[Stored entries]
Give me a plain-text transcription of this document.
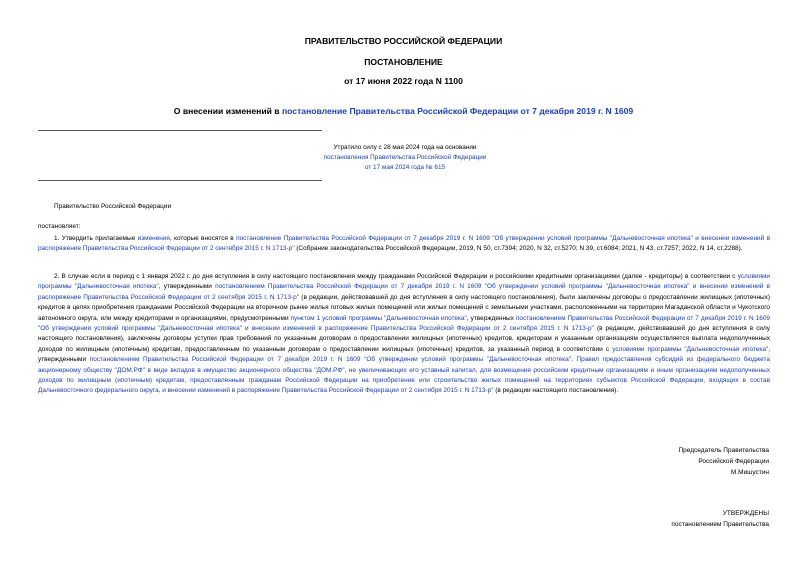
ПРАВИТЕЛЬСТВО РОССИЙСКОЙ ФЕДЕРАЦИИ
ПОСТАНОВЛЕНИЕ
от 17 июня 2022 года N 1100
О внесении изменений в постановление Правительства Российской Федерации от 7 декабря 2019 г. N 1609
Утратило силу с 28 мая 2024 года на основании
постановления Правительства Российской Федерации
от 17 мая 2024 года № 615
Правительство Российской Федерации
постановляет:
1. Утвердить прилагаемые изменения, которые вносятся в постановление Правительства Российской Федерации от 7 декабря 2019 г. N 1609 "Об утверждении условий программы "Дальневосточная ипотека" и внесении изменений в распоряжение Правительства Российской Федерации от 2 сентября 2015 г. N 1713-р" (Собрание законодательства Российской Федерации, 2019, N 50, ст.7394; 2020, N 32, ст.5270; N 39, ст.6084; 2021, N 43, ст.7257; 2022, N 14, ст.2288).
2. В случае если в период с 1 января 2022 г. до дня вступления в силу настоящего постановления между гражданами Российской Федерации и российскими кредитными организациями (далее - кредиторы) в соответствии с условиями программы "Дальневосточная ипотека", утвержденными постановлением Правительства Российской Федерации от 7 декабря 2019 г. N 1609 "Об утверждении условий программы "Дальневосточная ипотека" и внесении изменений в распоряжение Правительства Российской Федерации от 2 сентября 2015 г. N 1713-р" (в редакции, действовавшей до дня вступления в силу настоящего постановления), были заключены договоры о предоставлении жилищных (ипотечных) кредитов в целях приобретения гражданами Российской Федерации на вторичном рынке жилья готовых жилых помещений или жилых помещений с земельными участками, расположенными на территории Магаданской области и Чукотского автономного округа, или между кредиторами и организациями, предусмотренными пунктом 1 условий программы "Дальневосточная ипотека", утвержденных постановлением Правительства Российской Федерации от 7 декабря 2019 г. N 1609 "Об утверждении условий программы "Дальневосточная ипотека" и внесении изменений в распоряжение Правительства Российской Федерации от 2 сентября 2015 г. N 1713-р" (в редакции, действовавшей до дня вступления в силу настоящего постановления), заключены договоры уступки прав требований по указанным договорам о предоставлении жилищных (ипотечных) кредитов, кредиторам и указанным организациям осуществляется выплата недополученных доходов по жилищным (ипотечным) кредитам, предоставленным по указанным договорам о предоставлении жилищных (ипотечных) кредитов, за указанный период в соответствии с условиями программы "Дальневосточная ипотека", утвержденными постановлением Правительства Российской Федерации от 7 декабря 2019 г. N 1609 "Об утверждении условий программы "Дальневосточная ипотека", Правил предоставления субсидий из федерального бюджета акционерному обществу "ДОМ.РФ" в виде вкладов в имущество акционерного общества "ДОМ.РФ", не увеличивающих его уставный капитал, для возмещения российским кредитным организациям и иным организациям недополученных доходов по жилищным (ипотечным) кредитам, предоставленным гражданам Российской Федерации на приобретение или строительство жилых помещений на территориях субъектов Российской Федерации, входящих в состав Дальневосточного федерального округа, и внесении изменений в распоряжение Правительства Российской Федерации от 2 сентября 2015 г. N 1713-р" (в редакции настоящего постановления).
Председатель Правительства
Российской Федерации
М.Мишустин
УТВЕРЖДЕНЫ
постановлением Правительства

Problem statement
Check each line above for the string "года" and show the ones that have it.

Task solution
от 17 июня 2022 года N 1100
Утратило силу с 28 мая 2024 года на основании
от 17 мая 2024 года № 615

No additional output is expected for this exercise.